- **LISTED RECORDS**
== == ==

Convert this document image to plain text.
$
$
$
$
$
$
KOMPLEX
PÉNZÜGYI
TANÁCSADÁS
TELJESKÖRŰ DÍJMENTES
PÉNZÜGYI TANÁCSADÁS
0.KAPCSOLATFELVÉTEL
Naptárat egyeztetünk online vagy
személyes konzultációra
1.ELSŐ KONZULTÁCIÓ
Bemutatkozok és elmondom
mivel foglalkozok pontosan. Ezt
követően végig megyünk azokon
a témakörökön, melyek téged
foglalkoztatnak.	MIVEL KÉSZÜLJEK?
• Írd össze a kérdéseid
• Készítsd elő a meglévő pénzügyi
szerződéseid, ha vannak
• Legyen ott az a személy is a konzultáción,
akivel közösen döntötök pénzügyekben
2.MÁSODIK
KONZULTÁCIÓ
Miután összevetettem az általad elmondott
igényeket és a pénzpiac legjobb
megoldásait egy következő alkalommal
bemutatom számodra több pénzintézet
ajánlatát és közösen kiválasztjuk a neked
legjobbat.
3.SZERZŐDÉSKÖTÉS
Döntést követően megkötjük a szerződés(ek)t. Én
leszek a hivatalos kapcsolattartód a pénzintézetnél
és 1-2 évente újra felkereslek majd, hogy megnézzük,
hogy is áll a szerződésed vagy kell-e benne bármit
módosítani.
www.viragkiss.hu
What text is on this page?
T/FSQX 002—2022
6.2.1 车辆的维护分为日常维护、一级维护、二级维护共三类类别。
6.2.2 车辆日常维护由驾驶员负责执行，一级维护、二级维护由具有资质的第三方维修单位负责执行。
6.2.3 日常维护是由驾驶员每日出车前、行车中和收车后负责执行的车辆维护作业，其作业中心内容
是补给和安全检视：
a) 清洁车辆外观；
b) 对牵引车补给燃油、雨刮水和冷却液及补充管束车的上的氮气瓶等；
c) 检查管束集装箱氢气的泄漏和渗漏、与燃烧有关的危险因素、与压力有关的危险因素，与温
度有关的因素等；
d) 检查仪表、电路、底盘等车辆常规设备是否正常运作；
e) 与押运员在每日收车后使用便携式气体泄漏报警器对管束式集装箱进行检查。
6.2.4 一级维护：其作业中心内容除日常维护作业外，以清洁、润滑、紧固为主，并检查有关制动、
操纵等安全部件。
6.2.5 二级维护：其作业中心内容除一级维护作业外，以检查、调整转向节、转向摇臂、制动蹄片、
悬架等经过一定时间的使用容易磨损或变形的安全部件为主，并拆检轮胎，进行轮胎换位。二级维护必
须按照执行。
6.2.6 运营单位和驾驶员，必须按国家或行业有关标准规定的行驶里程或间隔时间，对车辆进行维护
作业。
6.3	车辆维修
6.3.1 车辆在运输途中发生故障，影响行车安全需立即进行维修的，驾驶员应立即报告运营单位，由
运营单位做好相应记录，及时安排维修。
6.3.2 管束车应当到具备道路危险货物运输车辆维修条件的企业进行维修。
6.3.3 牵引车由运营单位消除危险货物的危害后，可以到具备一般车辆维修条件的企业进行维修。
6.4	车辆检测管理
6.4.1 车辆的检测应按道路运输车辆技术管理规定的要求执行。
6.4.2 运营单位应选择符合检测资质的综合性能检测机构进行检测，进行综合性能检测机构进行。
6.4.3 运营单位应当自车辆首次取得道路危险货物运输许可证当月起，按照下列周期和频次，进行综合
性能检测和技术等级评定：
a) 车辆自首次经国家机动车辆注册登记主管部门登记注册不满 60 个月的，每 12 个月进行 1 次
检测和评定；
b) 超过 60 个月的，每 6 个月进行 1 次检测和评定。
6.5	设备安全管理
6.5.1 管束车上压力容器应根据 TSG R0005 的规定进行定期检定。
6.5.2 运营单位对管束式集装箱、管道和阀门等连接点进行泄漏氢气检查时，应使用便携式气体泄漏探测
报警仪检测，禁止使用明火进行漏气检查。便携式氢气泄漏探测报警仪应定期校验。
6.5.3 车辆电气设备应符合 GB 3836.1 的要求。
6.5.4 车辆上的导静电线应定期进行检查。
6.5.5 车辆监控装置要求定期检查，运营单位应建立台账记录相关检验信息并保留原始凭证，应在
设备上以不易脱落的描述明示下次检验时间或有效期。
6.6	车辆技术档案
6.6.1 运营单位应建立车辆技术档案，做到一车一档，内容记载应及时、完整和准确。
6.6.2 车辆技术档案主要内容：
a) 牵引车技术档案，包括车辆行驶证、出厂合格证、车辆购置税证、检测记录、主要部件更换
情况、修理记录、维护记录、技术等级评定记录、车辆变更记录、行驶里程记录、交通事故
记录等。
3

== == ==

- **WRITTEN REQUEST**
Which lines include the word "követően"? Copy every one of them.

- **FULL ANSWER**
követően végig megyünk azokon
Döntést követően megkötjük a szerződés(ek)t. Én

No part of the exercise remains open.